Pourquoi les billets qui se
trouvent dans vos poches valent-ils quoi que ce soit ? Selon certains
experts, ces billets ont de la valeur parce que le gouvernement au pouvoir en
a décidé ainsi. D’autres sont d’avis que s’ils ont de la valeur, c’est parce
que les gens les acceptent comme moyen de paiement.
Dire que la valeur de la monnaie
dépend d’un gouvernement ou de conventions sociales est absolument insensé. A
vrai dire, ce que déclarent ici les experts, c’est que la monnaie a de la
valeur parce qu’elle est acceptée. Mais pourquoi est-elle acceptée ?
Parce qu’elle l’est…
La différence entre la monnaie
et les autres biens
La demande en biens découle de
leurs bénéfices perçus. Par exemple, les gens demandent de la nourriture
parce qu’elle leur permet de se nourrir. Pour ce qui concerne la monnaie, les
gens en demandent non pas pour leur consommation directe, mais afin de l’échanger
contre d’autres biens et services. La monnaie n’est pas utile en soi, mais
uniquement parce qu’elle a une valeur d’échange ; elle est échangeable
en termes d’autres biens et services. La monnaie fait l’objet d’une demande
parce qu’elle fournit un bénéfice sous la forme de son pouvoir d’achat (ou
son prix).

____

• **EXERCICES**
[1] Quelles sont, dans le texte sur la valeur de la monnaie, toutes les propositions introduites par « parce que » ou « parce qu’ » ?
[2] Recopiez le texte sur la valeur de la monnaie depuis « Pourquoi les billets » jusqu’à « moyen de paiement. » inclus, en substituant « économistes » à « experts ».
[3] Poursuivez le texte sur la valeur de la monnaie à partir de sa dernière phrase.
Le matériel ci-après n’a aucun lien avec le texte.

• **DONNÉES FOURNIES**

____

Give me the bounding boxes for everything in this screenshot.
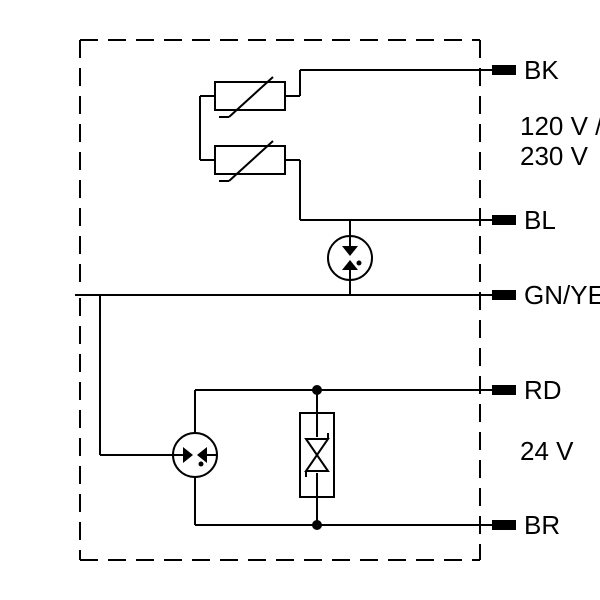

____

• **CORRIGÉ**
[1]
- parce que le gouvernement au pouvoir en a décidé ainsi
- parce que les gens les acceptent comme moyen de paiement
- parce qu’elle est acceptée
- Parce qu’elle l’est
- parce qu’elle leur permet de se nourrir
- parce qu’elle a une valeur d’échange
- parce qu’elle fournit un bénéfice sous la forme de son pouvoir d’achat (ou son prix)

[2]
Pourquoi les billets qui se
trouvent dans vos poches valent-ils quoi que ce soit ? Selon certains
économistes, ces billets ont de la valeur parce que le gouvernement au pouvoir en
a décidé ainsi. D’autres sont d’avis que s’ils ont de la valeur, c’est parce
que les gens les acceptent comme moyen de paiement.

[3]
Pour qu’un bien puisse être
accepté comme monnaie, il doit avoir un pouvoir d’achat préexistant. Comment
quelque chose que le gouvernement déclare avoir une valeur d’échange peut-il
obtenir un tel pouvoir d’achat ou prix ?
Nous savons que la loi de l’offre
et de la demande justifie le prix d’un produit. De la même manière, cette loi
justifie le prix de la monnaie. Mais cette façon de voir les choses pose
problème, parce que la demande en monnaie naît de son pouvoir d’achat (ou de
son prix). Si la demande en monnaie dépend de son prix préexistant, ou de son
pouvoir d’achat, comment son prix peut-il être expliqué par la demande ?
Nous sommes pris dans un piège
circulaire, dans lequel le pouvoir d’achat de la monnaie est expliqué par la
demande en monnaie, alors que cette demande est expliquée par son pouvoir d’achat.
Cette circularité semble apporter du crédit à l’idée selon laquelle l’utilisation
de la monnaie est la conséquence d’un décret gouvernemental et de conventions
sociales.
Mises nous explique comment est
établie la valeur de la monnaie
Dans ses écrits, Mises nous
explique comment la monnaie en est venue à être acceptée.1 Il
commence son analyse en notant que la demande en monnaie d’aujourd’hui est
déterminée par son pouvoir d’achat d’hier. En conséquence, pour une offre
donnée de monnaie, la demande en monnaie d’hier a été déterminée par son
pouvoir d’achat du jour précédent.
La même règle s’applique à n’importe
quelle autre période passée.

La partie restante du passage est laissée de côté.